Dataset entries:

******

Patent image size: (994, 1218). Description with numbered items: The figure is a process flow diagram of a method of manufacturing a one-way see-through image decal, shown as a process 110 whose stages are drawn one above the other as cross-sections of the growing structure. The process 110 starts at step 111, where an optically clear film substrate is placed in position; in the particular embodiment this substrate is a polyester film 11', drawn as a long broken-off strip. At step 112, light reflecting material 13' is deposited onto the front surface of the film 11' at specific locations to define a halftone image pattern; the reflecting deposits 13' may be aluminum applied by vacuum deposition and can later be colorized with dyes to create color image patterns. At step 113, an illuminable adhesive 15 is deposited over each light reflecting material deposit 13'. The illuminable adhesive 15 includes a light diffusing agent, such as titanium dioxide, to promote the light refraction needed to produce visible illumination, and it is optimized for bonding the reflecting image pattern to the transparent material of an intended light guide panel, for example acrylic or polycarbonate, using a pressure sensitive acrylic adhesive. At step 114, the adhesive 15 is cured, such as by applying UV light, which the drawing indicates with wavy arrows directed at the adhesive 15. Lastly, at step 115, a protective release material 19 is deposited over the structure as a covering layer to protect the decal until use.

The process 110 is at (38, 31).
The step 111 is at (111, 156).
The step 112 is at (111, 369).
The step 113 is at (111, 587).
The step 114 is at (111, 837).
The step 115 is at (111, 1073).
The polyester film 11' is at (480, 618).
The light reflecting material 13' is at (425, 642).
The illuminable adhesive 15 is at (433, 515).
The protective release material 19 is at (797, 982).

******

→ PROBLEM TO WORK ON
Can you print every one of the items above again, word for word and unchanged?

→ EXERCISE SOLUTION
Patent image size: (994, 1218). Description with numbered items: The figure is a process flow diagram of a method of manufacturing a one-way see-through image decal, shown as a process 110 whose stages are drawn one above the other as cross-sections of the growing structure. The process 110 starts at step 111, where an optically clear film substrate is placed in position; in the particular embodiment this substrate is a polyester film 11', drawn as a long broken-off strip. At step 112, light reflecting material 13' is deposited onto the front surface of the film 11' at specific locations to define a halftone image pattern; the reflecting deposits 13' may be aluminum applied by vacuum deposition and can later be colorized with dyes to create color image patterns. At step 113, an illuminable adhesive 15 is deposited over each light reflecting material deposit 13'. The illuminable adhesive 15 includes a light diffusing agent, such as titanium dioxide, to promote the light refraction needed to produce visible illumination, and it is optimized for bonding the reflecting image pattern to the transparent material of an intended light guide panel, for example acrylic or polycarbonate, using a pressure sensitive acrylic adhesive. At step 114, the adhesive 15 is cured, such as by applying UV light, which the drawing indicates with wavy arrows directed at the adhesive 15. Lastly, at step 115, a protective release material 19 is deposited over the structure as a covering layer to protect the decal until use.

The process 110 is at (38, 31).
The step 111 is at (111, 156).
The step 112 is at (111, 369).
The step 113 is at (111, 587).
The step 114 is at (111, 837).
The step 115 is at (111, 1073).
The polyester film 11' is at (480, 618).
The light reflecting material 13' is at (425, 642).
The illuminable adhesive 15 is at (433, 515).
The protective release material 19 is at (797, 982).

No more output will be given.